SUPPLIED DATA start
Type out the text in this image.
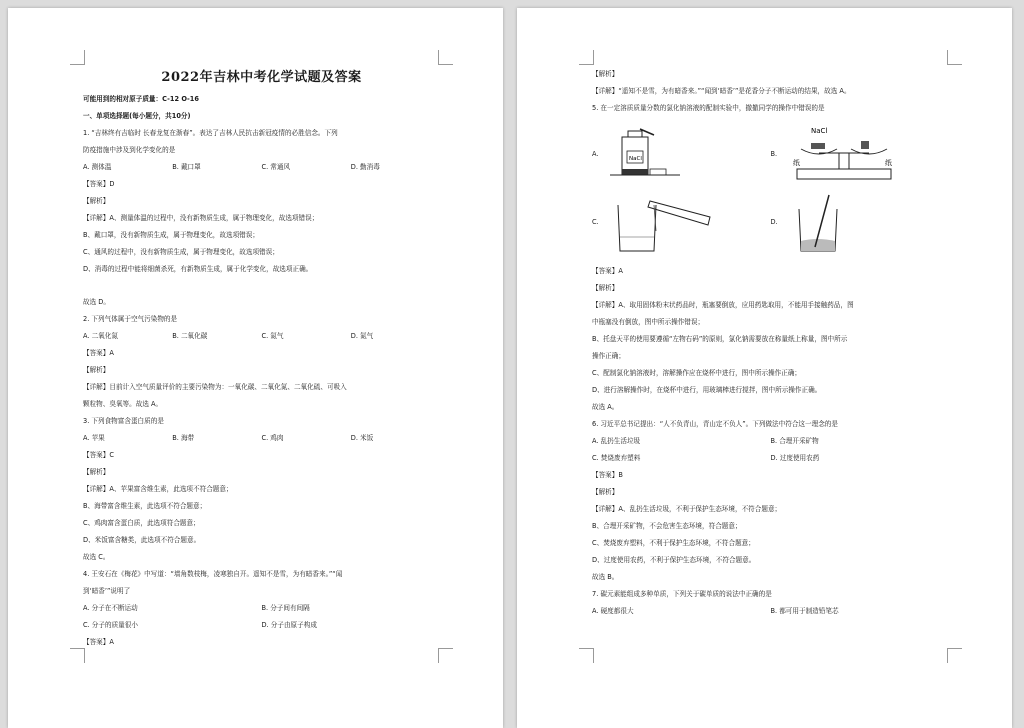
2022年吉林中考化学试题及答案
可能用到的相对原子质量：C-12 O-16
一、单项选择题(每小题分，共10分)
1. “吉林终有吉临时 长春龙复在渐春”。表达了吉林人民抗击新冠疫情的必胜信念。下列
防疫措施中涉及到化学变化的是
A. 测体温	B. 戴口罩	C. 常通风	D. 勤消毒
【答案】D
【解析】
【详解】A、测量体温的过程中，没有新物质生成，属于物理变化，故选项错误；
B、戴口罩，没有新物质生成，属于物理变化，故选项错误；
C、通风的过程中，没有新物质生成，属于物理变化，故选项错误；
D、消毒的过程中能将细菌杀死，有新物质生成，属于化学变化，故选项正确。
故选 D。
2. 下列气体属于空气污染物的是
A. 二氧化氮	B. 二氧化碳	C. 氮气	D. 氮气
【答案】A
【解析】
【详解】目前计入空气质量评价的主要污染物为：一氧化碳、二氧化氮、二氧化硫、可吸入
颗粒物、臭氧等。故选 A。
3. 下列食物富含蛋白质的是
A. 苹果	B. 海带	C. 鸡肉	D. 米饭
【答案】C
【解析】
【详解】A、苹果富含维生素，此选项不符合题意；
B、海带富含维生素，此选项不符合题意；
C、鸡肉富含蛋白质，此选项符合题意；
D、米饭富含糖类，此选项不符合题意。
故选 C。
4. 王安石在《梅花》中写道：“墙角数枝梅，凌寒独自开。遥知不是雪，为有暗香来。”“闻
到‘暗香’”说明了
A. 分子在不断运动	B. 分子间有间隔
C. 分子的质量很小	D. 分子由原子构成
【答案】A
【解析】
【详解】“遥知不是雪，为有暗香来。”“闻到‘暗香’”是花香分子不断运动的结果，故选 A。
5. 在一定溶质质量分数的氯化钠溶液的配制实验中，撤撤同学的操作中错误的是
A.
NaCl
B.
NaCl
纸	纸
C.	D.
【答案】A
【解析】
【详解】A、取用固体粉末状药品时，瓶塞要倒放，应用药匙取用，不能用手接触药品，图
中瓶塞没有倒放，图中所示操作错误；
B、托盘天平的使用要遵循“左物右码”的原则，氯化钠需要放在称量纸上称量，图中所示
操作正确；
C、配制氯化钠溶液时，溶解操作应在烧杯中进行，图中所示操作正确；
D、进行溶解操作时，在烧杯中进行，用玻璃棒进行搅拌，图中所示操作正确。
故选 A。
6. 习近平总书记提出：“人不负青山，青山定不负人”。下列做法中符合这一理念的是
A. 乱扔生活垃圾	B. 合理开采矿物
C. 焚烧废弃塑料	D. 过度使用农药
【答案】B
【解析】
【详解】A、乱扔生活垃圾，不利于保护生态环境，不符合题意；
B、合理开采矿物，不会危害生态环境，符合题意；
C、焚烧废弃塑料，不利于保护生态环境，不符合题意；
D、过度使用农药，不利于保护生态环境，不符合题意。
故选 B。
7. 碳元素能组成多种单质，下列关于碳单质的说法中正确的是
A. 硬度都很大	B. 都可用于制造铅笔芯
SUPPLIED DATA end
Scan the records above and report how many lines include the word "故选项错误", without any other text.

▸ TASK RESPONSE: 3